— Box annotation data —

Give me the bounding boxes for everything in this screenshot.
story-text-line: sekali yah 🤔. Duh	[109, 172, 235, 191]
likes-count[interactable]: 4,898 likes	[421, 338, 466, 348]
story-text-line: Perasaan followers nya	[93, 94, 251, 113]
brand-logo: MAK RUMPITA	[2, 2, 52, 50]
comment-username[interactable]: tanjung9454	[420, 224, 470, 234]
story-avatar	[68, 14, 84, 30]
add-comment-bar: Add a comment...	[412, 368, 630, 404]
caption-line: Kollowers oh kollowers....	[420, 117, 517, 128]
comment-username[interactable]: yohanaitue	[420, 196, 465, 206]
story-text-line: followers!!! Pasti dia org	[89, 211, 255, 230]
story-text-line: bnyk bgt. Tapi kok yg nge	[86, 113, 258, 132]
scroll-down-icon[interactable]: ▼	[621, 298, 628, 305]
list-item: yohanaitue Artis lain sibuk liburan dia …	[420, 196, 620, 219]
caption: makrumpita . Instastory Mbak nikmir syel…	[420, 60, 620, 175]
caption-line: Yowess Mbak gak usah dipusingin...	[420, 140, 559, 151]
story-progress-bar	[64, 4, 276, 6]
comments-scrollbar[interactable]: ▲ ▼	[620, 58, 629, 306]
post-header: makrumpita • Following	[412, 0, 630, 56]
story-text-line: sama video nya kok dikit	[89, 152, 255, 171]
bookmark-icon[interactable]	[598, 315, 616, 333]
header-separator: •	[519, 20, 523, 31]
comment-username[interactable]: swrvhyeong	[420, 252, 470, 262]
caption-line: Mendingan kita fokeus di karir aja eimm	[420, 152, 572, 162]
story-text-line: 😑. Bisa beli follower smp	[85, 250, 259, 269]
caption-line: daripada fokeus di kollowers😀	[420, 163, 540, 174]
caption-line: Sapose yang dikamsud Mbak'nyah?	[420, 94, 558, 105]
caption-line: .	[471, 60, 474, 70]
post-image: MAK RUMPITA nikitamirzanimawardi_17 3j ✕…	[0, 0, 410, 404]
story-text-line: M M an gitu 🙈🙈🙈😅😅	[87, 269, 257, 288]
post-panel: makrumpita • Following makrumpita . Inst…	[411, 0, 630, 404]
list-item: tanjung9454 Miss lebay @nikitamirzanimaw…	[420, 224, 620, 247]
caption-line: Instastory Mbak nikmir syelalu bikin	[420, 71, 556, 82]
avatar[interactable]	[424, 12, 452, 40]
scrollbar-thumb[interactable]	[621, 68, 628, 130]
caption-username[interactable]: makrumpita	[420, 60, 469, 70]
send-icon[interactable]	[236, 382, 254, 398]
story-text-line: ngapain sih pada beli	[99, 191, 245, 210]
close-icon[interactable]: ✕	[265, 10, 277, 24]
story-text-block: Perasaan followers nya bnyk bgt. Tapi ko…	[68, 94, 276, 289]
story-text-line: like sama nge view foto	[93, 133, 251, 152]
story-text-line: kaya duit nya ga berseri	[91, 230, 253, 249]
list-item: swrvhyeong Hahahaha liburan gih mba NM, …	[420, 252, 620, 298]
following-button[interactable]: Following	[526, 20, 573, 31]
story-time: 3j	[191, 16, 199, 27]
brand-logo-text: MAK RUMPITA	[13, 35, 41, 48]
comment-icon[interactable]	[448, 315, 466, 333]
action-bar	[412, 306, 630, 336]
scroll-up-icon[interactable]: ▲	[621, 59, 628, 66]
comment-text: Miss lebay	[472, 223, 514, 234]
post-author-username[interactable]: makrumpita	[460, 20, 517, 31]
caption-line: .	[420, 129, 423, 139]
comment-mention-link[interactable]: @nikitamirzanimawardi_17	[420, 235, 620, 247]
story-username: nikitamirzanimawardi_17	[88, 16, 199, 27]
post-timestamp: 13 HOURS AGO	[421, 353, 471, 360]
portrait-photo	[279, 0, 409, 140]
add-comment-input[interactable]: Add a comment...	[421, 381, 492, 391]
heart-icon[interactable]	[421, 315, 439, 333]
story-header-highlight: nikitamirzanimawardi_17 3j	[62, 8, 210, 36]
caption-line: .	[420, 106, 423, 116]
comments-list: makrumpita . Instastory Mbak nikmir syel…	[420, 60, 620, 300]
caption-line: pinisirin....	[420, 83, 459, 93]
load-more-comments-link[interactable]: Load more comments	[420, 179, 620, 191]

— DIRECTIONS —
Copy every line of the records above verbatim, character for character and in the same order.

— TASK ANSWER —
Give me the bounding boxes for everything in this screenshot.
story-text-line: sekali yah 🤔. Duh	[109, 172, 235, 191]
likes-count[interactable]: 4,898 likes	[421, 338, 466, 348]
story-text-line: Perasaan followers nya	[93, 94, 251, 113]
brand-logo: MAK RUMPITA	[2, 2, 52, 50]
comment-username[interactable]: tanjung9454	[420, 224, 470, 234]
story-avatar	[68, 14, 84, 30]
add-comment-bar: Add a comment...	[412, 368, 630, 404]
caption-line: Kollowers oh kollowers....	[420, 117, 517, 128]
comment-username[interactable]: yohanaitue	[420, 196, 465, 206]
story-text-line: followers!!! Pasti dia org	[89, 211, 255, 230]
story-text-line: bnyk bgt. Tapi kok yg nge	[86, 113, 258, 132]
scroll-down-icon[interactable]: ▼	[621, 298, 628, 305]
list-item: yohanaitue Artis lain sibuk liburan dia …	[420, 196, 620, 219]
caption: makrumpita . Instastory Mbak nikmir syel…	[420, 60, 620, 175]
caption-line: Yowess Mbak gak usah dipusingin...	[420, 140, 559, 151]
story-progress-bar	[64, 4, 276, 6]
comments-scrollbar[interactable]: ▲ ▼	[620, 58, 629, 306]
post-header: makrumpita • Following	[412, 0, 630, 56]
story-text-line: sama video nya kok dikit	[89, 152, 255, 171]
bookmark-icon[interactable]	[598, 315, 616, 333]
header-separator: •	[519, 20, 523, 31]
comment-username[interactable]: swrvhyeong	[420, 252, 470, 262]
caption-line: Mendingan kita fokeus di karir aja eimm	[420, 152, 572, 162]
story-text-line: 😑. Bisa beli follower smp	[85, 250, 259, 269]
caption-line: daripada fokeus di kollowers😀	[420, 163, 540, 174]
caption-line: Sapose yang dikamsud Mbak'nyah?	[420, 94, 558, 105]
caption-line: .	[471, 60, 474, 70]
post-image: MAK RUMPITA nikitamirzanimawardi_17 3j ✕…	[0, 0, 410, 404]
story-text-line: M M an gitu 🙈🙈🙈😅😅	[87, 269, 257, 288]
post-panel: makrumpita • Following makrumpita . Inst…	[411, 0, 630, 404]
list-item: tanjung9454 Miss lebay @nikitamirzanimaw…	[420, 224, 620, 247]
caption-line: Instastory Mbak nikmir syelalu bikin	[420, 71, 556, 82]
avatar[interactable]	[424, 12, 452, 40]
scrollbar-thumb[interactable]	[621, 68, 628, 130]
caption-username[interactable]: makrumpita	[420, 60, 469, 70]
send-icon[interactable]	[236, 382, 254, 398]
story-text-line: ngapain sih pada beli	[99, 191, 245, 210]
close-icon[interactable]: ✕	[265, 10, 277, 24]
story-text-block: Perasaan followers nya bnyk bgt. Tapi ko…	[68, 94, 276, 289]
story-text-line: like sama nge view foto	[93, 133, 251, 152]
story-text-line: kaya duit nya ga berseri	[91, 230, 253, 249]
list-item: swrvhyeong Hahahaha liburan gih mba NM, …	[420, 252, 620, 298]
following-button[interactable]: Following	[526, 20, 573, 31]
story-time: 3j	[191, 16, 199, 27]
brand-logo-text: MAK RUMPITA	[13, 35, 41, 48]
comment-icon[interactable]	[448, 315, 466, 333]
action-bar	[412, 306, 630, 336]
scroll-up-icon[interactable]: ▲	[621, 59, 628, 66]
comment-text: Miss lebay	[472, 223, 514, 234]
post-author-username[interactable]: makrumpita	[460, 20, 517, 31]
caption-line: .	[420, 129, 423, 139]
comment-mention-link[interactable]: @nikitamirzanimawardi_17	[420, 235, 620, 247]
story-username: nikitamirzanimawardi_17	[88, 16, 199, 27]
post-timestamp: 13 HOURS AGO	[421, 353, 471, 360]
portrait-photo	[279, 0, 409, 140]
add-comment-input[interactable]: Add a comment...	[421, 381, 492, 391]
heart-icon[interactable]	[421, 315, 439, 333]
story-header-highlight: nikitamirzanimawardi_17 3j	[62, 8, 210, 36]
caption-line: .	[420, 106, 423, 116]
comments-list: makrumpita . Instastory Mbak nikmir syel…	[420, 60, 620, 300]
caption-line: pinisirin....	[420, 83, 459, 93]
load-more-comments-link[interactable]: Load more comments	[420, 179, 620, 191]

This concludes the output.